++++ Input ++++

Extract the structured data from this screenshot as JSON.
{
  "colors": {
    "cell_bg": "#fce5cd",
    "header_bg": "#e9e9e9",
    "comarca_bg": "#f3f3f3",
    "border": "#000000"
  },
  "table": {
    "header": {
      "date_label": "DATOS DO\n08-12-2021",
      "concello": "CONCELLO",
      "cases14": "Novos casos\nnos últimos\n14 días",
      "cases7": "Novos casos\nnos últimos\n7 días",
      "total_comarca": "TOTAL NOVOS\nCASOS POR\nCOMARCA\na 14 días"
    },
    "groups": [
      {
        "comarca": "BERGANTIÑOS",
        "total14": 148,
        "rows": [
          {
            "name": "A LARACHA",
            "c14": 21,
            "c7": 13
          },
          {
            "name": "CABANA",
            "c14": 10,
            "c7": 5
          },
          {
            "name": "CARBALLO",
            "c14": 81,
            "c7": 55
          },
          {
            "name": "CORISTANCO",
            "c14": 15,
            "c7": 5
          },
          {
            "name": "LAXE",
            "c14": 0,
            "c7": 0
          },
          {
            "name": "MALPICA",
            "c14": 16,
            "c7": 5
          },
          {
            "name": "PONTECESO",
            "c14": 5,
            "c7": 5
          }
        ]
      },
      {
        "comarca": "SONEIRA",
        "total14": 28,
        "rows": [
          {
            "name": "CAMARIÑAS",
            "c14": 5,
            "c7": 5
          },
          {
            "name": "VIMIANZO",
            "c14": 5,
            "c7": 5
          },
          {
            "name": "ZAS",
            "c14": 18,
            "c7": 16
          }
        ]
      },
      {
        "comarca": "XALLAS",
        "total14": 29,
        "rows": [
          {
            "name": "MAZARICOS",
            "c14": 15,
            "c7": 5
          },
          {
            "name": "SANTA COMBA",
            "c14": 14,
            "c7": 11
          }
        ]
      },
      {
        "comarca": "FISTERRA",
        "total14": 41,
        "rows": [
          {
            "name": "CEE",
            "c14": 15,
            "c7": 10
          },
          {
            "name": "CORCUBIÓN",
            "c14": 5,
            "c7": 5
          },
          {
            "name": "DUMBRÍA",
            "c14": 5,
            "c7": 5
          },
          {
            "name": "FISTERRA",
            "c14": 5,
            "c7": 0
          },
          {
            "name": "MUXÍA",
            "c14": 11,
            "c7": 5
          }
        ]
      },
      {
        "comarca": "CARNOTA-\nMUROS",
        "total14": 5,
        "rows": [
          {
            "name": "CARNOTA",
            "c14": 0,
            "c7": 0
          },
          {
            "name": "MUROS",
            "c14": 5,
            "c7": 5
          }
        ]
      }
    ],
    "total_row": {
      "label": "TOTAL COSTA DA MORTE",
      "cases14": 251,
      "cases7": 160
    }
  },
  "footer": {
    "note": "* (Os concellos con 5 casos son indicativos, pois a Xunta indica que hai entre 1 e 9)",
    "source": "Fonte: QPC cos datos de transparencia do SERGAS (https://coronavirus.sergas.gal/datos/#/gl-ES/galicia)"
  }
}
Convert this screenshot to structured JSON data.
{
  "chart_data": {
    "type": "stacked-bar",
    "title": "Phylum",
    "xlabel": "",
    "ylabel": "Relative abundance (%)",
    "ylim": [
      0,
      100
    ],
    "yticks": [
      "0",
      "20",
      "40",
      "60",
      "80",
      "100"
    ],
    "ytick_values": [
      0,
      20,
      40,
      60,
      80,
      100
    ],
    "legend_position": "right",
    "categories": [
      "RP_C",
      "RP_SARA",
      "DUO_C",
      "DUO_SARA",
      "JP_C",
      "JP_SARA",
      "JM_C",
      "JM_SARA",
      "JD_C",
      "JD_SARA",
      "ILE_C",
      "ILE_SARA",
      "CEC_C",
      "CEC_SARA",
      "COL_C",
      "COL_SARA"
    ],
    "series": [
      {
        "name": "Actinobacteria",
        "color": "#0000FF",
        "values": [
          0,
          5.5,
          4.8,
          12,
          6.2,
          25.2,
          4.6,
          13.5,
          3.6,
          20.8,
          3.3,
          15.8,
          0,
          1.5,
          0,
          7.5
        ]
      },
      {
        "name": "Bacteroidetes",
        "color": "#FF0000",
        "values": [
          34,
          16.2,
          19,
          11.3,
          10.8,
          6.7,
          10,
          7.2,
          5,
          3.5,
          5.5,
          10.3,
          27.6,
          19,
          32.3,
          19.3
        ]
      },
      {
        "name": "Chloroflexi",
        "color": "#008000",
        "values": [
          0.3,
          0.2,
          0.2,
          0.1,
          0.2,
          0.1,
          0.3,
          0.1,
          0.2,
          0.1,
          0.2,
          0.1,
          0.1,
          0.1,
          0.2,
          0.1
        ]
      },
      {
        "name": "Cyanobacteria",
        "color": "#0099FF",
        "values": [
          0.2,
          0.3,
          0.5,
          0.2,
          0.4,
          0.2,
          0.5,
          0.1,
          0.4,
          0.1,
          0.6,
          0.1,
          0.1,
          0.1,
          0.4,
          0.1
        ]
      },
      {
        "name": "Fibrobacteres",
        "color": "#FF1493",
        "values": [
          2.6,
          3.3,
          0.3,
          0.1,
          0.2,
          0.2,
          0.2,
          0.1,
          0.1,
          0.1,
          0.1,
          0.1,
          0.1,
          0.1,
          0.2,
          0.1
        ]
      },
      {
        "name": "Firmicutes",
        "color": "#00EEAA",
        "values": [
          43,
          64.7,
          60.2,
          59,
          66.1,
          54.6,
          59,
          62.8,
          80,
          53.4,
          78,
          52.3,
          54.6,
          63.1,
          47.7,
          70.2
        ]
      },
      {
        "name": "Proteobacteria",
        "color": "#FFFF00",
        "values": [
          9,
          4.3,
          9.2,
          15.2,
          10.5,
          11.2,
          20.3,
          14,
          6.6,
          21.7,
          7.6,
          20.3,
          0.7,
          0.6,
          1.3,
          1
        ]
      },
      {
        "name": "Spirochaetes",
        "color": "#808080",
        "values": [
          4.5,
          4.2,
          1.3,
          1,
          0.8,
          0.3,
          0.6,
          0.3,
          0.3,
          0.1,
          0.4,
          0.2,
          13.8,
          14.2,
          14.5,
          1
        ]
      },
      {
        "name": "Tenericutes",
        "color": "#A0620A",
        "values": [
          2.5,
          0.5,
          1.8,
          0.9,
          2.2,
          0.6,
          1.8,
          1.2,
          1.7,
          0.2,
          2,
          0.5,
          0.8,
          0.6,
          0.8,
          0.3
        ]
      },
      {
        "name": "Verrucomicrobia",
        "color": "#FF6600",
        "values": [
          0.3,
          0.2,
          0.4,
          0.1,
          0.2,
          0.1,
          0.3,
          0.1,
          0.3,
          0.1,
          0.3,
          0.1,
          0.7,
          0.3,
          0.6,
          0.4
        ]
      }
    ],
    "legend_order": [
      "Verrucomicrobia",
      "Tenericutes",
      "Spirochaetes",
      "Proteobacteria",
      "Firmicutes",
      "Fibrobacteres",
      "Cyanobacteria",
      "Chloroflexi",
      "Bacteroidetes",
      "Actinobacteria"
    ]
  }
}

++++

Nothing should be left out: return all of the records exactly.

Extract the structured data from this screenshot as JSON.
{
  "colors": {
    "cell_bg": "#fce5cd",
    "header_bg": "#e9e9e9",
    "comarca_bg": "#f3f3f3",
    "border": "#000000"
  },
  "table": {
    "header": {
      "date_label": "DATOS DO\n08-12-2021",
      "concello": "CONCELLO",
      "cases14": "Novos casos\nnos últimos\n14 días",
      "cases7": "Novos casos\nnos últimos\n7 días",
      "total_comarca": "TOTAL NOVOS\nCASOS POR\nCOMARCA\na 14 días"
    },
    "groups": [
      {
        "comarca": "BERGANTIÑOS",
        "total14": 148,
        "rows": [
          {
            "name": "A LARACHA",
            "c14": 21,
            "c7": 13
          },
          {
            "name": "CABANA",
            "c14": 10,
            "c7": 5
          },
          {
            "name": "CARBALLO",
            "c14": 81,
            "c7": 55
          },
          {
            "name": "CORISTANCO",
            "c14": 15,
            "c7": 5
          },
          {
            "name": "LAXE",
            "c14": 0,
            "c7": 0
          },
          {
            "name": "MALPICA",
            "c14": 16,
            "c7": 5
          },
          {
            "name": "PONTECESO",
            "c14": 5,
            "c7": 5
          }
        ]
      },
      {
        "comarca": "SONEIRA",
        "total14": 28,
        "rows": [
          {
            "name": "CAMARIÑAS",
            "c14": 5,
            "c7": 5
          },
          {
            "name": "VIMIANZO",
            "c14": 5,
            "c7": 5
          },
          {
            "name": "ZAS",
            "c14": 18,
            "c7": 16
          }
        ]
      },
      {
        "comarca": "XALLAS",
        "total14": 29,
        "rows": [
          {
            "name": "MAZARICOS",
            "c14": 15,
            "c7": 5
          },
          {
            "name": "SANTA COMBA",
            "c14": 14,
            "c7": 11
          }
        ]
      },
      {
        "comarca": "FISTERRA",
        "total14": 41,
        "rows": [
          {
            "name": "CEE",
            "c14": 15,
            "c7": 10
          },
          {
            "name": "CORCUBIÓN",
            "c14": 5,
            "c7": 5
          },
          {
            "name": "DUMBRÍA",
            "c14": 5,
            "c7": 5
          },
          {
            "name": "FISTERRA",
            "c14": 5,
            "c7": 0
          },
          {
            "name": "MUXÍA",
            "c14": 11,
            "c7": 5
          }
        ]
      },
      {
        "comarca": "CARNOTA-\nMUROS",
        "total14": 5,
        "rows": [
          {
            "name": "CARNOTA",
            "c14": 0,
            "c7": 0
          },
          {
            "name": "MUROS",
            "c14": 5,
            "c7": 5
          }
        ]
      }
    ],
    "total_row": {
      "label": "TOTAL COSTA DA MORTE",
      "cases14": 251,
      "cases7": 160
    }
  },
  "footer": {
    "note": "* (Os concellos con 5 casos son indicativos, pois a Xunta indica que hai entre 1 e 9)",
    "source": "Fonte: QPC cos datos de transparencia do SERGAS (https://coronavirus.sergas.gal/datos/#/gl-ES/galicia)"
  }
}
Convert this screenshot to structured JSON data.
{
  "chart_data": {
    "type": "stacked-bar",
    "title": "Phylum",
    "xlabel": "",
    "ylabel": "Relative abundance (%)",
    "ylim": [
      0,
      100
    ],
    "yticks": [
      "0",
      "20",
      "40",
      "60",
      "80",
      "100"
    ],
    "ytick_values": [
      0,
      20,
      40,
      60,
      80,
      100
    ],
    "legend_position": "right",
    "categories": [
      "RP_C",
      "RP_SARA",
      "DUO_C",
      "DUO_SARA",
      "JP_C",
      "JP_SARA",
      "JM_C",
      "JM_SARA",
      "JD_C",
      "JD_SARA",
      "ILE_C",
      "ILE_SARA",
      "CEC_C",
      "CEC_SARA",
      "COL_C",
      "COL_SARA"
    ],
    "series": [
      {
        "name": "Actinobacteria",
        "color": "#0000FF",
        "values": [
          0,
          5.5,
          4.8,
          12,
          6.2,
          25.2,
          4.6,
          13.5,
          3.6,
          20.8,
          3.3,
          15.8,
          0,
          1.5,
          0,
          7.5
        ]
      },
      {
        "name": "Bacteroidetes",
        "color": "#FF0000",
        "values": [
          34,
          16.2,
          19,
          11.3,
          10.8,
          6.7,
          10,
          7.2,
          5,
          3.5,
          5.5,
          10.3,
          27.6,
          19,
          32.3,
          19.3
        ]
      },
      {
        "name": "Chloroflexi",
        "color": "#008000",
        "values": [
          0.3,
          0.2,
          0.2,
          0.1,
          0.2,
          0.1,
          0.3,
          0.1,
          0.2,
          0.1,
          0.2,
          0.1,
          0.1,
          0.1,
          0.2,
          0.1
        ]
      },
      {
        "name": "Cyanobacteria",
        "color": "#0099FF",
        "values": [
          0.2,
          0.3,
          0.5,
          0.2,
          0.4,
          0.2,
          0.5,
          0.1,
          0.4,
          0.1,
          0.6,
          0.1,
          0.1,
          0.1,
          0.4,
          0.1
        ]
      },
      {
        "name": "Fibrobacteres",
        "color": "#FF1493",
        "values": [
          2.6,
          3.3,
          0.3,
          0.1,
          0.2,
          0.2,
          0.2,
          0.1,
          0.1,
          0.1,
          0.1,
          0.1,
          0.1,
          0.1,
          0.2,
          0.1
        ]
      },
      {
        "name": "Firmicutes",
        "color": "#00EEAA",
        "values": [
          43,
          64.7,
          60.2,
          59,
          66.1,
          54.6,
          59,
          62.8,
          80,
          53.4,
          78,
          52.3,
          54.6,
          63.1,
          47.7,
          70.2
        ]
      },
      {
        "name": "Proteobacteria",
        "color": "#FFFF00",
        "values": [
          9,
          4.3,
          9.2,
          15.2,
          10.5,
          11.2,
          20.3,
          14,
          6.6,
          21.7,
          7.6,
          20.3,
          0.7,
          0.6,
          1.3,
          1
        ]
      },
      {
        "name": "Spirochaetes",
        "color": "#808080",
        "values": [
          4.5,
          4.2,
          1.3,
          1,
          0.8,
          0.3,
          0.6,
          0.3,
          0.3,
          0.1,
          0.4,
          0.2,
          13.8,
          14.2,
          14.5,
          1
        ]
      },
      {
        "name": "Tenericutes",
        "color": "#A0620A",
        "values": [
          2.5,
          0.5,
          1.8,
          0.9,
          2.2,
          0.6,
          1.8,
          1.2,
          1.7,
          0.2,
          2,
          0.5,
          0.8,
          0.6,
          0.8,
          0.3
        ]
      },
      {
        "name": "Verrucomicrobia",
        "color": "#FF6600",
        "values": [
          0.3,
          0.2,
          0.4,
          0.1,
          0.2,
          0.1,
          0.3,
          0.1,
          0.3,
          0.1,
          0.3,
          0.1,
          0.7,
          0.3,
          0.6,
          0.4
        ]
      }
    ],
    "legend_order": [
      "Verrucomicrobia",
      "Tenericutes",
      "Spirochaetes",
      "Proteobacteria",
      "Firmicutes",
      "Fibrobacteres",
      "Cyanobacteria",
      "Chloroflexi",
      "Bacteroidetes",
      "Actinobacteria"
    ]
  }
}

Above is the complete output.